--- Supplied material ---

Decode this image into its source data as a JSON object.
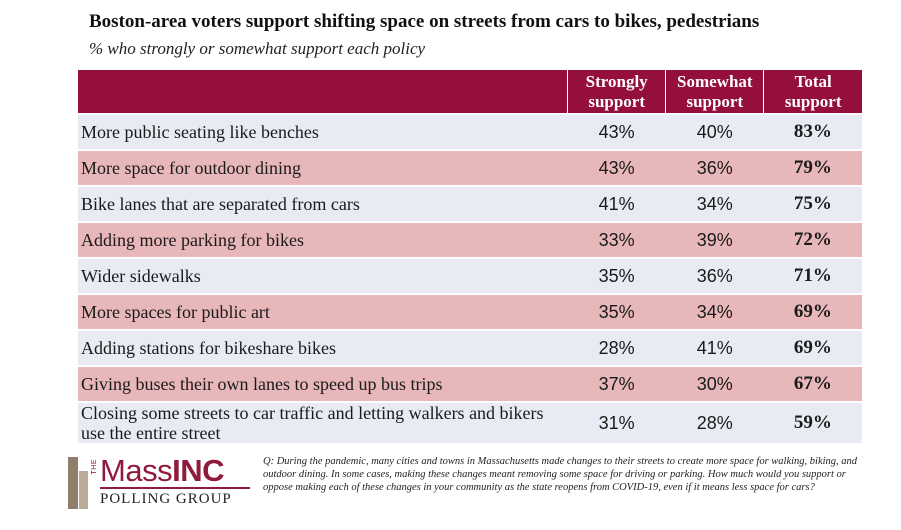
{
  "title": "Boston-area voters support shifting space on streets from cars to bikes, pedestrians",
  "subtitle": "% who strongly or somewhat support each policy",
  "chart_data": {
    "type": "table",
    "columns": [
      "",
      "Strongly support",
      "Somewhat support",
      "Total support"
    ],
    "rows": [
      {
        "label": "More public seating like benches",
        "strongly": "43%",
        "somewhat": "40%",
        "total": "83%"
      },
      {
        "label": "More space for outdoor dining",
        "strongly": "43%",
        "somewhat": "36%",
        "total": "79%"
      },
      {
        "label": "Bike lanes that are separated from cars",
        "strongly": "41%",
        "somewhat": "34%",
        "total": "75%"
      },
      {
        "label": "Adding more parking for bikes",
        "strongly": "33%",
        "somewhat": "39%",
        "total": "72%"
      },
      {
        "label": "Wider sidewalks",
        "strongly": "35%",
        "somewhat": "36%",
        "total": "71%"
      },
      {
        "label": "More spaces for public art",
        "strongly": "35%",
        "somewhat": "34%",
        "total": "69%"
      },
      {
        "label": "Adding stations for bikeshare bikes",
        "strongly": "28%",
        "somewhat": "41%",
        "total": "69%"
      },
      {
        "label": "Giving buses their own lanes to speed up bus trips",
        "strongly": "37%",
        "somewhat": "30%",
        "total": "67%"
      },
      {
        "label": "Closing some streets to car traffic and letting walkers and bikers use the entire street",
        "strongly": "31%",
        "somewhat": "28%",
        "total": "59%"
      }
    ]
  },
  "colors": {
    "header_bg": "#940f3d",
    "row_light": "#e8ebf3",
    "row_pink": "#e8b7ba"
  },
  "logo": {
    "the": "THE",
    "mass": "Mass",
    "inc": "INC",
    "sub": "POLLING GROUP"
  },
  "question": "Q: During the pandemic, many cities and towns in Massachusetts made changes to their streets to create more space for walking, biking, and outdoor dining. In some cases, making these changes meant removing some space for driving or parking. How much would you support or oppose making each of these changes in your community as the state reopens from COVID-19, even if it means less space for cars?"
}
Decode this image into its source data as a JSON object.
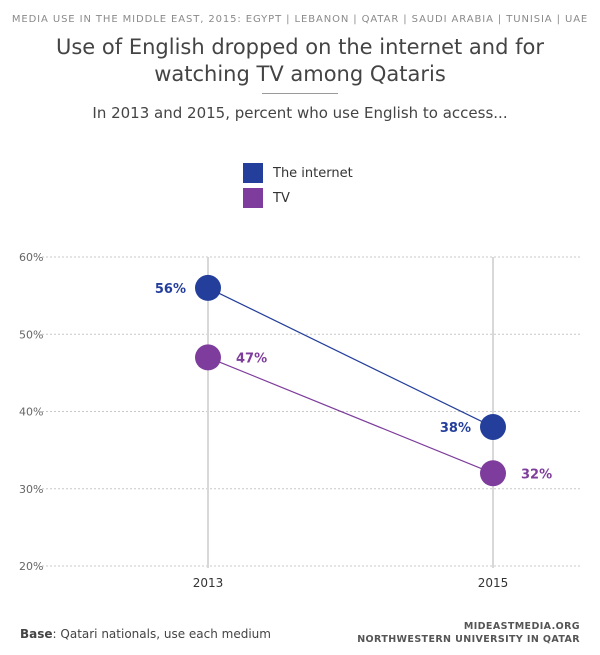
{
  "header": {
    "kicker": "MEDIA USE IN THE MIDDLE EAST, 2015: EGYPT | LEBANON | QATAR | SAUDI ARABIA | TUNISIA | UAE",
    "title": "Use of English dropped on the internet and for watching TV among Qataris",
    "subtitle": "In 2013 and 2015, percent who use English to access..."
  },
  "footer": {
    "base_label": "Base",
    "base_text": ": Qatari nationals, use each medium",
    "source_line1": "MIDEASTMEDIA.ORG",
    "source_line2": "NORTHWESTERN UNIVERSITY IN QATAR"
  },
  "chart_data": {
    "type": "line",
    "x": [
      "2013",
      "2015"
    ],
    "ylim": [
      20,
      60
    ],
    "yticks": [
      20,
      30,
      40,
      50,
      60
    ],
    "ytick_labels": [
      "20%",
      "30%",
      "40%",
      "50%",
      "60%"
    ],
    "grid": true,
    "legend_position": "top-center",
    "series": [
      {
        "name": "The internet",
        "color": "#243f9b",
        "values": [
          56,
          38
        ],
        "labels": [
          "56%",
          "38%"
        ]
      },
      {
        "name": "TV",
        "color": "#7e3d9c",
        "values": [
          47,
          32
        ],
        "labels": [
          "47%",
          "32%"
        ]
      }
    ]
  }
}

---

_What to work on_
Repeat the material verbatim. Do not carry over any picture.

_Result of the task_
Decode this image into its source data as a JSON object.
{
  "title": "Boston-area voters support shifting space on streets from cars to bikes, pedestrians",
  "subtitle": "% who strongly or somewhat support each policy",
  "chart_data": {
    "type": "table",
    "columns": [
      "",
      "Strongly support",
      "Somewhat support",
      "Total support"
    ],
    "rows": [
      {
        "label": "More public seating like benches",
        "strongly": "43%",
        "somewhat": "40%",
        "total": "83%"
      },
      {
        "label": "More space for outdoor dining",
        "strongly": "43%",
        "somewhat": "36%",
        "total": "79%"
      },
      {
        "label": "Bike lanes that are separated from cars",
        "strongly": "41%",
        "somewhat": "34%",
        "total": "75%"
      },
      {
        "label": "Adding more parking for bikes",
        "strongly": "33%",
        "somewhat": "39%",
        "total": "72%"
      },
      {
        "label": "Wider sidewalks",
        "strongly": "35%",
        "somewhat": "36%",
        "total": "71%"
      },
      {
        "label": "More spaces for public art",
        "strongly": "35%",
        "somewhat": "34%",
        "total": "69%"
      },
      {
        "label": "Adding stations for bikeshare bikes",
        "strongly": "28%",
        "somewhat": "41%",
        "total": "69%"
      },
      {
        "label": "Giving buses their own lanes to speed up bus trips",
        "strongly": "37%",
        "somewhat": "30%",
        "total": "67%"
      },
      {
        "label": "Closing some streets to car traffic and letting walkers and bikers use the entire street",
        "strongly": "31%",
        "somewhat": "28%",
        "total": "59%"
      }
    ]
  },
  "colors": {
    "header_bg": "#940f3d",
    "row_light": "#e8ebf3",
    "row_pink": "#e8b7ba"
  },
  "logo": {
    "the": "THE",
    "mass": "Mass",
    "inc": "INC",
    "sub": "POLLING GROUP"
  },
  "question": "Q: During the pandemic, many cities and towns in Massachusetts made changes to their streets to create more space for walking, biking, and outdoor dining. In some cases, making these changes meant removing some space for driving or parking. How much would you support or oppose making each of these changes in your community as the state reopens from COVID-19, even if it means less space for cars?"
}
Decode this image into its source data as a JSON object.
{
  "header": {
    "kicker": "MEDIA USE IN THE MIDDLE EAST, 2015: EGYPT | LEBANON | QATAR | SAUDI ARABIA | TUNISIA | UAE",
    "title": "Use of English dropped on the internet and for watching TV among Qataris",
    "subtitle": "In 2013 and 2015, percent who use English to access..."
  },
  "footer": {
    "base_label": "Base",
    "base_text": ": Qatari nationals, use each medium",
    "source_line1": "MIDEASTMEDIA.ORG",
    "source_line2": "NORTHWESTERN UNIVERSITY IN QATAR"
  },
  "chart_data": {
    "type": "line",
    "x": [
      "2013",
      "2015"
    ],
    "ylim": [
      20,
      60
    ],
    "yticks": [
      20,
      30,
      40,
      50,
      60
    ],
    "ytick_labels": [
      "20%",
      "30%",
      "40%",
      "50%",
      "60%"
    ],
    "grid": true,
    "legend_position": "top-center",
    "series": [
      {
        "name": "The internet",
        "color": "#243f9b",
        "values": [
          56,
          38
        ],
        "labels": [
          "56%",
          "38%"
        ]
      },
      {
        "name": "TV",
        "color": "#7e3d9c",
        "values": [
          47,
          32
        ],
        "labels": [
          "47%",
          "32%"
        ]
      }
    ]
  }
}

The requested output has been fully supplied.